:: Input material

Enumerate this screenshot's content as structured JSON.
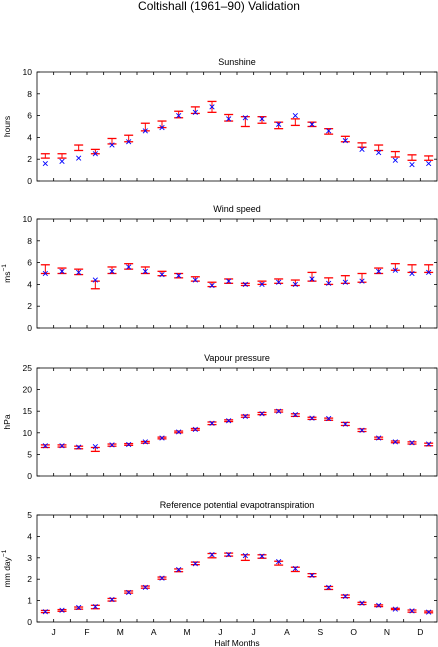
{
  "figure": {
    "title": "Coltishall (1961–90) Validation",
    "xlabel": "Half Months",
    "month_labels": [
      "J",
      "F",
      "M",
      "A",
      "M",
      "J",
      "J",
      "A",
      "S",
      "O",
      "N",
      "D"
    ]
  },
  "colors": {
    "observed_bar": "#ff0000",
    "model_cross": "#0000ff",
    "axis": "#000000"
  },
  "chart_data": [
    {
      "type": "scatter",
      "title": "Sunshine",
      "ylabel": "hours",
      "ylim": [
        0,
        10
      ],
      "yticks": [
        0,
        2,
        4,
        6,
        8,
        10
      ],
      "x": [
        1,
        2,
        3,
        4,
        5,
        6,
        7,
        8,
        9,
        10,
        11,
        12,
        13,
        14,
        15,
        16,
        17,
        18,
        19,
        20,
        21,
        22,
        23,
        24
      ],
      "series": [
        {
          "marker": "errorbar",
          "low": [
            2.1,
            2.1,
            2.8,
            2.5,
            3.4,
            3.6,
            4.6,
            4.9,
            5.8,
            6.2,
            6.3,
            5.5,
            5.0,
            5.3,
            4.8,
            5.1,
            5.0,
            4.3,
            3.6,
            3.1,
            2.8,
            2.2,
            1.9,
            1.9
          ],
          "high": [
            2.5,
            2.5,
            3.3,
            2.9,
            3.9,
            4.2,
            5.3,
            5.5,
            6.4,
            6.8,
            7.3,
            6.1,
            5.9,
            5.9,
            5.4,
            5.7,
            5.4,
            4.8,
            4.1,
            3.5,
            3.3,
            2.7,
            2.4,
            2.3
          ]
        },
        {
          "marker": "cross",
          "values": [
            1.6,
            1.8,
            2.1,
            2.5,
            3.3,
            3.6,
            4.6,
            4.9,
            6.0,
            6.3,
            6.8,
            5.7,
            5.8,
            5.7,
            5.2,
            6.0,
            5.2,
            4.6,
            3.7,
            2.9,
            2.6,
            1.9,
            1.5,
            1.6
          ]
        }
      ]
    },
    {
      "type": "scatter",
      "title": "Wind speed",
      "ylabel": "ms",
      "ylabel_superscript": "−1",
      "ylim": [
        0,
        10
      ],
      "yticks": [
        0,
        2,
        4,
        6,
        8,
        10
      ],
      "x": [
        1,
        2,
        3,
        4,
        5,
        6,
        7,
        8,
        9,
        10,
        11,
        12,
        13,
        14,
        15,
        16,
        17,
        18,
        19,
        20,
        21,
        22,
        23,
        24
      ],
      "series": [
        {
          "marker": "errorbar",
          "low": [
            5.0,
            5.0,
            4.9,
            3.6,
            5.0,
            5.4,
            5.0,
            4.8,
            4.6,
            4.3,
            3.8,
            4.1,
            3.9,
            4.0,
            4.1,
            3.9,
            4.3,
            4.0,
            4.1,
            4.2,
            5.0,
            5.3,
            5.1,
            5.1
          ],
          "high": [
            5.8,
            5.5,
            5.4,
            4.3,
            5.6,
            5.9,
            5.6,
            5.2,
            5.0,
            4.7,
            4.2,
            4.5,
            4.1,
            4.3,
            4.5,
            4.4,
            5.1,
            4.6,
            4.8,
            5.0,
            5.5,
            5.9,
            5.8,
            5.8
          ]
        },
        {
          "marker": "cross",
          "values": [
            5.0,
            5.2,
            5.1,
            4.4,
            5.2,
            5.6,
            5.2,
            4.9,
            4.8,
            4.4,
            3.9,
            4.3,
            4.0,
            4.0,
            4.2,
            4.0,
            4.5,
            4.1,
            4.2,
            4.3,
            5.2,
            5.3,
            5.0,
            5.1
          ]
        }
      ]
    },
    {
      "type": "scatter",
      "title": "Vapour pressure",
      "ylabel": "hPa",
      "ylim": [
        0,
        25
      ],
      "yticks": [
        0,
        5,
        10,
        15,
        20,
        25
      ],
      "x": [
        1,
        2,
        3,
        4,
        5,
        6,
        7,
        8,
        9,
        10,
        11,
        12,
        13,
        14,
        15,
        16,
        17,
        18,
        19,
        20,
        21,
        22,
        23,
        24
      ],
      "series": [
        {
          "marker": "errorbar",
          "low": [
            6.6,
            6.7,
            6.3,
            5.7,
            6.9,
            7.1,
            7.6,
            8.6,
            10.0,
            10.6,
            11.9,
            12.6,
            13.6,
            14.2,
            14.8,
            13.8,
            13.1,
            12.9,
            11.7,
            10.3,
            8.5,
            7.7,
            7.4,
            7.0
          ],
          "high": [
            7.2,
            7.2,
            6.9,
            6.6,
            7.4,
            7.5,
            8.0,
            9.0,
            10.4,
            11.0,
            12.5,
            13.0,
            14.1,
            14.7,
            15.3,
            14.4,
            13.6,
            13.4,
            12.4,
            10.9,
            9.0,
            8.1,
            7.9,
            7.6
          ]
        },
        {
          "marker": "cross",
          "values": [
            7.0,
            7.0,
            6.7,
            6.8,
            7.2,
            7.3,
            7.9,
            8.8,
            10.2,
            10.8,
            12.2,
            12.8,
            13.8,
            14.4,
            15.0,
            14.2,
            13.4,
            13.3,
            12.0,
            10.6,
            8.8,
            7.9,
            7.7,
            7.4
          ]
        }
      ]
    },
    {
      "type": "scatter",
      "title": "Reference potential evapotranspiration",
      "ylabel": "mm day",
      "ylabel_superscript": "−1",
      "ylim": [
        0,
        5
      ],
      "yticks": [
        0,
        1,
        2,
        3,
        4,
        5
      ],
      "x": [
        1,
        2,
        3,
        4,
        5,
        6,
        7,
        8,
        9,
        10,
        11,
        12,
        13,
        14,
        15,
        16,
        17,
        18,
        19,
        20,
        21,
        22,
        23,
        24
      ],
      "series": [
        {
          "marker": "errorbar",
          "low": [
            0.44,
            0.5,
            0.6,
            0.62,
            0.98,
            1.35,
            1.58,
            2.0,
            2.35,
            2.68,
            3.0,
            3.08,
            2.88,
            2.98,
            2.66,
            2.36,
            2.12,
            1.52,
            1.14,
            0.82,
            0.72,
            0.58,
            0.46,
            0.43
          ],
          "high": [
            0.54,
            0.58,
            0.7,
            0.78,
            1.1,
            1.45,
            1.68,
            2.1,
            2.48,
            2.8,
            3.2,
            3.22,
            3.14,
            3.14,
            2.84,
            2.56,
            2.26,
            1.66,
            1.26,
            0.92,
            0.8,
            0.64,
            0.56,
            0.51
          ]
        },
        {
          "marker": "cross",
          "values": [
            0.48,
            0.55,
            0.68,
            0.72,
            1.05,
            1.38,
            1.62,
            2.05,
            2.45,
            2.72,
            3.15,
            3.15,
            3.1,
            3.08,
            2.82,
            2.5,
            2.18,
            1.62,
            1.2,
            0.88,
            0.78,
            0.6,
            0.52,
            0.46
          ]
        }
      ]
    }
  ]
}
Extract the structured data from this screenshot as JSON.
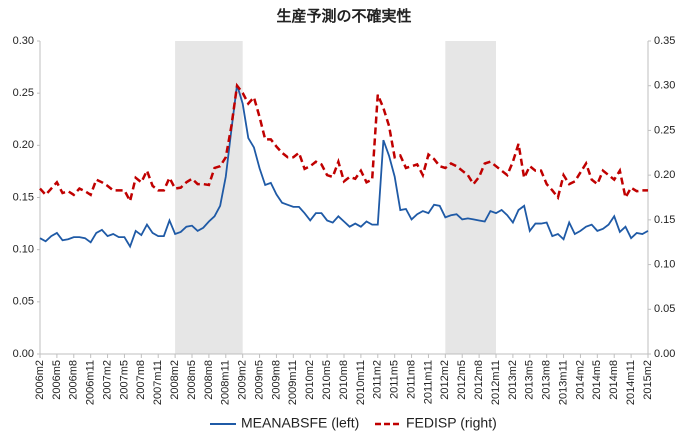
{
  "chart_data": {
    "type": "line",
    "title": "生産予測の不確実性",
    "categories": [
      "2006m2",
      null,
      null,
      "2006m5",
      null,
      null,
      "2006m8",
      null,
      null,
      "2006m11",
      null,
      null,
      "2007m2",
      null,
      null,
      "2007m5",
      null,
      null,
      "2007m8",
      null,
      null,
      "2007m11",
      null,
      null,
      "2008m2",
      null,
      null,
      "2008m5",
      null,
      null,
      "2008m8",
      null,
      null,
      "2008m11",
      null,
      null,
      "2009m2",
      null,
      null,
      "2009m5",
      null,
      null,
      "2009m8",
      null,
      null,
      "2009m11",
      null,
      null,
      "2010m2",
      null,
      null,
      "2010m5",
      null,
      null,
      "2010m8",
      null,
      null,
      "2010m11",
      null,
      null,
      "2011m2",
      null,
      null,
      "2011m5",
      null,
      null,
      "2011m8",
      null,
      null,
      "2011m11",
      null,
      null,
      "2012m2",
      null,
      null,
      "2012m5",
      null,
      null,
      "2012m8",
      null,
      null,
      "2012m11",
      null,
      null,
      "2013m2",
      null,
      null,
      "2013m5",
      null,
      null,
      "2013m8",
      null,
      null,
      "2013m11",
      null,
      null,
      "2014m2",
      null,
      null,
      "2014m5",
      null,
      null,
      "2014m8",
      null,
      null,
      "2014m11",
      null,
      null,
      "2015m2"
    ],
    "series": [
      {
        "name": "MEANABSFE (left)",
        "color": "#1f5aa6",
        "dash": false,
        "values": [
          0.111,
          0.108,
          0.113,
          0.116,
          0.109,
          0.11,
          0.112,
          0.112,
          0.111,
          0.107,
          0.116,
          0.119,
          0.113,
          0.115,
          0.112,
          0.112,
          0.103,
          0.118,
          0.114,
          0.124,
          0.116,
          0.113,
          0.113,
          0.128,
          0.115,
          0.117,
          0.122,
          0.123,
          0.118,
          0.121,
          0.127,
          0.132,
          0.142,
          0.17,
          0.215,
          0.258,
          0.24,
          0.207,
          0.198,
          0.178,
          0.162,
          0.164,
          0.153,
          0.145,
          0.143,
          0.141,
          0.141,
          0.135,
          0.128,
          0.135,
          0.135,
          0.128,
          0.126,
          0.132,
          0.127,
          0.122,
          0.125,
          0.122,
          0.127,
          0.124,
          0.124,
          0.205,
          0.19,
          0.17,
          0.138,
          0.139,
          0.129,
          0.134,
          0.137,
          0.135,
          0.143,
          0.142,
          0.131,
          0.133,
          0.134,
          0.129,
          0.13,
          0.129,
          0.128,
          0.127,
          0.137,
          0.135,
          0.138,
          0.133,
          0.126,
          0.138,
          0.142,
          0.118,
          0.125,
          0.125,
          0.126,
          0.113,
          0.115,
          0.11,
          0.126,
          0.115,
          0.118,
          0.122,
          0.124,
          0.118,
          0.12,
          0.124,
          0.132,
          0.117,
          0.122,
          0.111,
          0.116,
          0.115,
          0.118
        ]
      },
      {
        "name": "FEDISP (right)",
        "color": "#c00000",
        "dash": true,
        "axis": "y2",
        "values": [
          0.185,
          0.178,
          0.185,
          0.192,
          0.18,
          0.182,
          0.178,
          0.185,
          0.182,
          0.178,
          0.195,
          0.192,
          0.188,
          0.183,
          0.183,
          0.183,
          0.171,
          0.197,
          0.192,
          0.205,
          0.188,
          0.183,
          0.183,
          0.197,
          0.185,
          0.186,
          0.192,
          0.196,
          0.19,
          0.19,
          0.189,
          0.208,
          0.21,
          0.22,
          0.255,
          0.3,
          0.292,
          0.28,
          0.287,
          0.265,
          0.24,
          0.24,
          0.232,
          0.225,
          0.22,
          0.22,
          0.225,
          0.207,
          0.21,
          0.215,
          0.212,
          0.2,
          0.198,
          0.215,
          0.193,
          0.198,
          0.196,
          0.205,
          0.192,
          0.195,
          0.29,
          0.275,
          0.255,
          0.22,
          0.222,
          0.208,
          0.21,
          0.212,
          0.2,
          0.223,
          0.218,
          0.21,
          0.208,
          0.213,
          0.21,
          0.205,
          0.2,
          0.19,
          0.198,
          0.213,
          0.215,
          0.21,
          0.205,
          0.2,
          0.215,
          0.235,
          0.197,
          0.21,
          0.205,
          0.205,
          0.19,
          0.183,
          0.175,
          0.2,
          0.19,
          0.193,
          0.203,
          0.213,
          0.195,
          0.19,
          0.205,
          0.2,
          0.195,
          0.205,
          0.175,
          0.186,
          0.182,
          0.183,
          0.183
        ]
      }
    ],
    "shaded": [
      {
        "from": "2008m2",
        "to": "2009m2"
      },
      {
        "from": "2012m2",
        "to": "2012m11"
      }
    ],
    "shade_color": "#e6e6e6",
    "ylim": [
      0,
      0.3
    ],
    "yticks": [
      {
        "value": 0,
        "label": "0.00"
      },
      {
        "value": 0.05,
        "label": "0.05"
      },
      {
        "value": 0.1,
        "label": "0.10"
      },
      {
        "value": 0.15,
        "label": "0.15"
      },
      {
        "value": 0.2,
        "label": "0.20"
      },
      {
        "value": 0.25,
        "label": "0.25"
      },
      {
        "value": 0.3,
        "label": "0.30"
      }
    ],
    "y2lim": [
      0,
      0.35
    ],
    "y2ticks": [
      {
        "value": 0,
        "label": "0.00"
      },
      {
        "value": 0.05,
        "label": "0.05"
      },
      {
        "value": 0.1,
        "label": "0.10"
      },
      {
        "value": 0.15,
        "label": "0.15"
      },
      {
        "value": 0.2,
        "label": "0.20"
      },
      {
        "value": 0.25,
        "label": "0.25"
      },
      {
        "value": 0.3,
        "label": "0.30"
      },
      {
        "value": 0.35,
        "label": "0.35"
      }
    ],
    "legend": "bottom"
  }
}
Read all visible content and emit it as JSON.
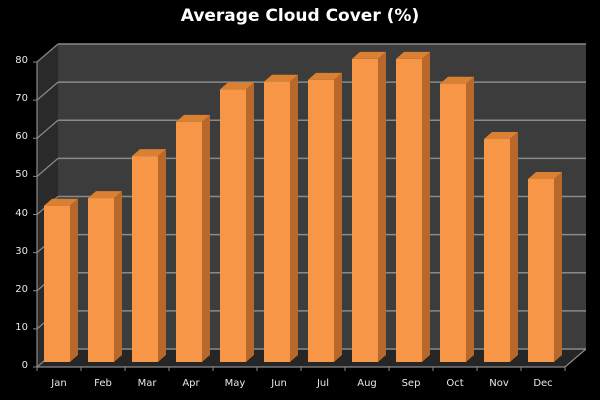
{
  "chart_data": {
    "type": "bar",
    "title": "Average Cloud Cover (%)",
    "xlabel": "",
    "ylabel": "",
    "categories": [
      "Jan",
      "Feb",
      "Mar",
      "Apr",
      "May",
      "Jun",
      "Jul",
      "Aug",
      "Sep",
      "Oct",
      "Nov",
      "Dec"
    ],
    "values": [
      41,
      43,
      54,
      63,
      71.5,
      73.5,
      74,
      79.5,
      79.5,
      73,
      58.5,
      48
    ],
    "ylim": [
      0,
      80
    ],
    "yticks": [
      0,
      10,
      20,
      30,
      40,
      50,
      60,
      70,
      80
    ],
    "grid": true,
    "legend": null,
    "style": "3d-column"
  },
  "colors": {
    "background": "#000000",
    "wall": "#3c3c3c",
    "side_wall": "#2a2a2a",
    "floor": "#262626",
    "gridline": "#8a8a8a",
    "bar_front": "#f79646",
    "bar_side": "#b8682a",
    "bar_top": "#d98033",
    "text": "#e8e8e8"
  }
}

::::

• What needs to be done
Extract, word for word, every line from the one containing "Read all visible content and emit it as JSON." to the end of the data above, both ends included, and leave out the pictures.

• Correct result
Read all visible content and emit it as JSON.
{
  "chart_data": {
    "type": "bar",
    "title": "Average Cloud Cover (%)",
    "xlabel": "",
    "ylabel": "",
    "categories": [
      "Jan",
      "Feb",
      "Mar",
      "Apr",
      "May",
      "Jun",
      "Jul",
      "Aug",
      "Sep",
      "Oct",
      "Nov",
      "Dec"
    ],
    "values": [
      41,
      43,
      54,
      63,
      71.5,
      73.5,
      74,
      79.5,
      79.5,
      73,
      58.5,
      48
    ],
    "ylim": [
      0,
      80
    ],
    "yticks": [
      0,
      10,
      20,
      30,
      40,
      50,
      60,
      70,
      80
    ],
    "grid": true,
    "legend": null,
    "style": "3d-column"
  },
  "colors": {
    "background": "#000000",
    "wall": "#3c3c3c",
    "side_wall": "#2a2a2a",
    "floor": "#262626",
    "gridline": "#8a8a8a",
    "bar_front": "#f79646",
    "bar_side": "#b8682a",
    "bar_top": "#d98033",
    "text": "#e8e8e8"
  }
}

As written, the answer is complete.